--- start Stored rows ---
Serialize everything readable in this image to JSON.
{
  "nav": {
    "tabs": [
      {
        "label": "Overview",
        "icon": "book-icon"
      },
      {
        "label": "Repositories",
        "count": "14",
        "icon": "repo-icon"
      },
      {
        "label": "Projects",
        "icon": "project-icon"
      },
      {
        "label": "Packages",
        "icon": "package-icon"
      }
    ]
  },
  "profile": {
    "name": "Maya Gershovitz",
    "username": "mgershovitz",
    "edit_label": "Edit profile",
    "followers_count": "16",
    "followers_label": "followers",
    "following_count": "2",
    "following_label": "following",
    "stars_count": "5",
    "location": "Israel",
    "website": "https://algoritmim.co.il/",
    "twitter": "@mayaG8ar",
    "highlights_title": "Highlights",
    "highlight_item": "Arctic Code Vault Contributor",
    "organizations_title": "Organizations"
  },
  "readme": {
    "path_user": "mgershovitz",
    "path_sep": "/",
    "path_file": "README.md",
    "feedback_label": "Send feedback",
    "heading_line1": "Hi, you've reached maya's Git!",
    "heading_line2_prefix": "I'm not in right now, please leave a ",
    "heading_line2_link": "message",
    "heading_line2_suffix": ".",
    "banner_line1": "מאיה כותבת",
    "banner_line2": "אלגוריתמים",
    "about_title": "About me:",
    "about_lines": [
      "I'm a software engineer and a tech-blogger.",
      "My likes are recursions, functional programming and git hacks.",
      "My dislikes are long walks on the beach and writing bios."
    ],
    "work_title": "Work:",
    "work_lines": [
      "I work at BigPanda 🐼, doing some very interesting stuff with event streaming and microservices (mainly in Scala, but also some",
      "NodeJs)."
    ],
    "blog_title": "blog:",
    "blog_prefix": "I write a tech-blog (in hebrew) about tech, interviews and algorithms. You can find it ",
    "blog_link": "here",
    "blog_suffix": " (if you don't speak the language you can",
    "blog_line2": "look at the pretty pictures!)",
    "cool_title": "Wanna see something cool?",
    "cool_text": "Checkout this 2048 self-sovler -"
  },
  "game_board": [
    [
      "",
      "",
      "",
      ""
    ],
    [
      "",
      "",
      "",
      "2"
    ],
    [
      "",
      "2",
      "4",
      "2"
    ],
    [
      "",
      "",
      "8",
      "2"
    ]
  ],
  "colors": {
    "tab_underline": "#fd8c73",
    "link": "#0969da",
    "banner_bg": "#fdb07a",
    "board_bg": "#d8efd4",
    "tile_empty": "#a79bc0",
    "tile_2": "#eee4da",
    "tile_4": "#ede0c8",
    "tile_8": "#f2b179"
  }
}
--- end Stored rows ---
Give the entries again in full, exactly as they are written.

__Answer to the problem__:
Serialize everything readable in this image to JSON.
{
  "nav": {
    "tabs": [
      {
        "label": "Overview",
        "icon": "book-icon"
      },
      {
        "label": "Repositories",
        "count": "14",
        "icon": "repo-icon"
      },
      {
        "label": "Projects",
        "icon": "project-icon"
      },
      {
        "label": "Packages",
        "icon": "package-icon"
      }
    ]
  },
  "profile": {
    "name": "Maya Gershovitz",
    "username": "mgershovitz",
    "edit_label": "Edit profile",
    "followers_count": "16",
    "followers_label": "followers",
    "following_count": "2",
    "following_label": "following",
    "stars_count": "5",
    "location": "Israel",
    "website": "https://algoritmim.co.il/",
    "twitter": "@mayaG8ar",
    "highlights_title": "Highlights",
    "highlight_item": "Arctic Code Vault Contributor",
    "organizations_title": "Organizations"
  },
  "readme": {
    "path_user": "mgershovitz",
    "path_sep": "/",
    "path_file": "README.md",
    "feedback_label": "Send feedback",
    "heading_line1": "Hi, you've reached maya's Git!",
    "heading_line2_prefix": "I'm not in right now, please leave a ",
    "heading_line2_link": "message",
    "heading_line2_suffix": ".",
    "banner_line1": "מאיה כותבת",
    "banner_line2": "אלגוריתמים",
    "about_title": "About me:",
    "about_lines": [
      "I'm a software engineer and a tech-blogger.",
      "My likes are recursions, functional programming and git hacks.",
      "My dislikes are long walks on the beach and writing bios."
    ],
    "work_title": "Work:",
    "work_lines": [
      "I work at BigPanda 🐼, doing some very interesting stuff with event streaming and microservices (mainly in Scala, but also some",
      "NodeJs)."
    ],
    "blog_title": "blog:",
    "blog_prefix": "I write a tech-blog (in hebrew) about tech, interviews and algorithms. You can find it ",
    "blog_link": "here",
    "blog_suffix": " (if you don't speak the language you can",
    "blog_line2": "look at the pretty pictures!)",
    "cool_title": "Wanna see something cool?",
    "cool_text": "Checkout this 2048 self-sovler -"
  },
  "game_board": [
    [
      "",
      "",
      "",
      ""
    ],
    [
      "",
      "",
      "",
      "2"
    ],
    [
      "",
      "2",
      "4",
      "2"
    ],
    [
      "",
      "",
      "8",
      "2"
    ]
  ],
  "colors": {
    "tab_underline": "#fd8c73",
    "link": "#0969da",
    "banner_bg": "#fdb07a",
    "board_bg": "#d8efd4",
    "tile_empty": "#a79bc0",
    "tile_2": "#eee4da",
    "tile_4": "#ede0c8",
    "tile_8": "#f2b179"
  }
}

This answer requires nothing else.